◆ WHAT TO WORK ON ◆
Copy all the material below, exactly as it stands.

◆ RECORD EXTRACTS ◆
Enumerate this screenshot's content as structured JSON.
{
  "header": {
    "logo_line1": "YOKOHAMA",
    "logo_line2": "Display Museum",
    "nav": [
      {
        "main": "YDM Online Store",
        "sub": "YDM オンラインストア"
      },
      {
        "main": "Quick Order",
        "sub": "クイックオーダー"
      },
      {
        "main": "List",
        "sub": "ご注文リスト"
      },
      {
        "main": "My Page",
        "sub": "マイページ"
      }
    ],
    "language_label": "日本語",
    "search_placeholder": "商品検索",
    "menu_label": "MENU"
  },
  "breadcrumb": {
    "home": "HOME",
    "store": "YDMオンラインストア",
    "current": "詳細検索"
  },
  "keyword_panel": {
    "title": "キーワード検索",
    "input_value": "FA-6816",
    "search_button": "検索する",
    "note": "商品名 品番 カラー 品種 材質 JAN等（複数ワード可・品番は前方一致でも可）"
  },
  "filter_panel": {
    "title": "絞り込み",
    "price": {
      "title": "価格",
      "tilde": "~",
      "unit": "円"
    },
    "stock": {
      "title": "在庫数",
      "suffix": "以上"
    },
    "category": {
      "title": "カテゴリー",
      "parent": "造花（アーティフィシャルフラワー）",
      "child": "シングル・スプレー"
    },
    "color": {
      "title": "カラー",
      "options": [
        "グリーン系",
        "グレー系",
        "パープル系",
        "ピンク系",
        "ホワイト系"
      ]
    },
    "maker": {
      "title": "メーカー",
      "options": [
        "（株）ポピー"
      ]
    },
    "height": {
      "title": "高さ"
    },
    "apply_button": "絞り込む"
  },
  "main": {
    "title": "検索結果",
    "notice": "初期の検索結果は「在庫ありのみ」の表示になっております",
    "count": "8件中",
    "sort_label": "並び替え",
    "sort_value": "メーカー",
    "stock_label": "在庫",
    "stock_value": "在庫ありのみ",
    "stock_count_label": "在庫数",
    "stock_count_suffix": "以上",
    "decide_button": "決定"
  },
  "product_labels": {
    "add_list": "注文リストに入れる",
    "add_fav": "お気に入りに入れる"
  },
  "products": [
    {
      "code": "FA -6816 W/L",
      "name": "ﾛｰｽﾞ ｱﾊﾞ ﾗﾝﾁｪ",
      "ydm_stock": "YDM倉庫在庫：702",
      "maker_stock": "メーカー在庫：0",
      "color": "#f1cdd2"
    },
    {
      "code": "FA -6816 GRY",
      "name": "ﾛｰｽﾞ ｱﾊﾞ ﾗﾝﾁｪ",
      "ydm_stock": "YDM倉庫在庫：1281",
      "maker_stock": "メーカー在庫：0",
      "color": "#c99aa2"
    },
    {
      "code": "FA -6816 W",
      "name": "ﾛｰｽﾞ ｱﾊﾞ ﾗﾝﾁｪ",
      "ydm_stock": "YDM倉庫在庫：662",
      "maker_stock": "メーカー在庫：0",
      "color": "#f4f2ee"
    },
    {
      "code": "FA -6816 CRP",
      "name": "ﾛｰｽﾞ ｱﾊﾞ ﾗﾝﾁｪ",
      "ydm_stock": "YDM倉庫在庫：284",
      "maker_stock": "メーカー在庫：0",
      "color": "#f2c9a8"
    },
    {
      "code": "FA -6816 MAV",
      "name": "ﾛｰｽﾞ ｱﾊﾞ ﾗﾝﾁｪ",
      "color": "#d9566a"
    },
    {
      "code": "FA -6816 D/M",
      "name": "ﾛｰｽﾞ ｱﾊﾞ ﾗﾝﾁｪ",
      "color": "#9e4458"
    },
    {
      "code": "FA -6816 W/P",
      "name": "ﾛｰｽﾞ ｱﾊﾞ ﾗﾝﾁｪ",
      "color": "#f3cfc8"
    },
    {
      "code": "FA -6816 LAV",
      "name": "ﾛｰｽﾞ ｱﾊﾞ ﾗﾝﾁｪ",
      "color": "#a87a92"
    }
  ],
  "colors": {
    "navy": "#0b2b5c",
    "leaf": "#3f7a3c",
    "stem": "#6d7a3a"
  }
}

◆ FINAL ANSWER ◆
Enumerate this screenshot's content as structured JSON.
{
  "header": {
    "logo_line1": "YOKOHAMA",
    "logo_line2": "Display Museum",
    "nav": [
      {
        "main": "YDM Online Store",
        "sub": "YDM オンラインストア"
      },
      {
        "main": "Quick Order",
        "sub": "クイックオーダー"
      },
      {
        "main": "List",
        "sub": "ご注文リスト"
      },
      {
        "main": "My Page",
        "sub": "マイページ"
      }
    ],
    "language_label": "日本語",
    "search_placeholder": "商品検索",
    "menu_label": "MENU"
  },
  "breadcrumb": {
    "home": "HOME",
    "store": "YDMオンラインストア",
    "current": "詳細検索"
  },
  "keyword_panel": {
    "title": "キーワード検索",
    "input_value": "FA-6816",
    "search_button": "検索する",
    "note": "商品名 品番 カラー 品種 材質 JAN等（複数ワード可・品番は前方一致でも可）"
  },
  "filter_panel": {
    "title": "絞り込み",
    "price": {
      "title": "価格",
      "tilde": "~",
      "unit": "円"
    },
    "stock": {
      "title": "在庫数",
      "suffix": "以上"
    },
    "category": {
      "title": "カテゴリー",
      "parent": "造花（アーティフィシャルフラワー）",
      "child": "シングル・スプレー"
    },
    "color": {
      "title": "カラー",
      "options": [
        "グリーン系",
        "グレー系",
        "パープル系",
        "ピンク系",
        "ホワイト系"
      ]
    },
    "maker": {
      "title": "メーカー",
      "options": [
        "（株）ポピー"
      ]
    },
    "height": {
      "title": "高さ"
    },
    "apply_button": "絞り込む"
  },
  "main": {
    "title": "検索結果",
    "notice": "初期の検索結果は「在庫ありのみ」の表示になっております",
    "count": "8件中",
    "sort_label": "並び替え",
    "sort_value": "メーカー",
    "stock_label": "在庫",
    "stock_value": "在庫ありのみ",
    "stock_count_label": "在庫数",
    "stock_count_suffix": "以上",
    "decide_button": "決定"
  },
  "product_labels": {
    "add_list": "注文リストに入れる",
    "add_fav": "お気に入りに入れる"
  },
  "products": [
    {
      "code": "FA -6816 W/L",
      "name": "ﾛｰｽﾞ ｱﾊﾞ ﾗﾝﾁｪ",
      "ydm_stock": "YDM倉庫在庫：702",
      "maker_stock": "メーカー在庫：0",
      "color": "#f1cdd2"
    },
    {
      "code": "FA -6816 GRY",
      "name": "ﾛｰｽﾞ ｱﾊﾞ ﾗﾝﾁｪ",
      "ydm_stock": "YDM倉庫在庫：1281",
      "maker_stock": "メーカー在庫：0",
      "color": "#c99aa2"
    },
    {
      "code": "FA -6816 W",
      "name": "ﾛｰｽﾞ ｱﾊﾞ ﾗﾝﾁｪ",
      "ydm_stock": "YDM倉庫在庫：662",
      "maker_stock": "メーカー在庫：0",
      "color": "#f4f2ee"
    },
    {
      "code": "FA -6816 CRP",
      "name": "ﾛｰｽﾞ ｱﾊﾞ ﾗﾝﾁｪ",
      "ydm_stock": "YDM倉庫在庫：284",
      "maker_stock": "メーカー在庫：0",
      "color": "#f2c9a8"
    },
    {
      "code": "FA -6816 MAV",
      "name": "ﾛｰｽﾞ ｱﾊﾞ ﾗﾝﾁｪ",
      "color": "#d9566a"
    },
    {
      "code": "FA -6816 D/M",
      "name": "ﾛｰｽﾞ ｱﾊﾞ ﾗﾝﾁｪ",
      "color": "#9e4458"
    },
    {
      "code": "FA -6816 W/P",
      "name": "ﾛｰｽﾞ ｱﾊﾞ ﾗﾝﾁｪ",
      "color": "#f3cfc8"
    },
    {
      "code": "FA -6816 LAV",
      "name": "ﾛｰｽﾞ ｱﾊﾞ ﾗﾝﾁｪ",
      "color": "#a87a92"
    }
  ],
  "colors": {
    "navy": "#0b2b5c",
    "leaf": "#3f7a3c",
    "stem": "#6d7a3a"
  }
}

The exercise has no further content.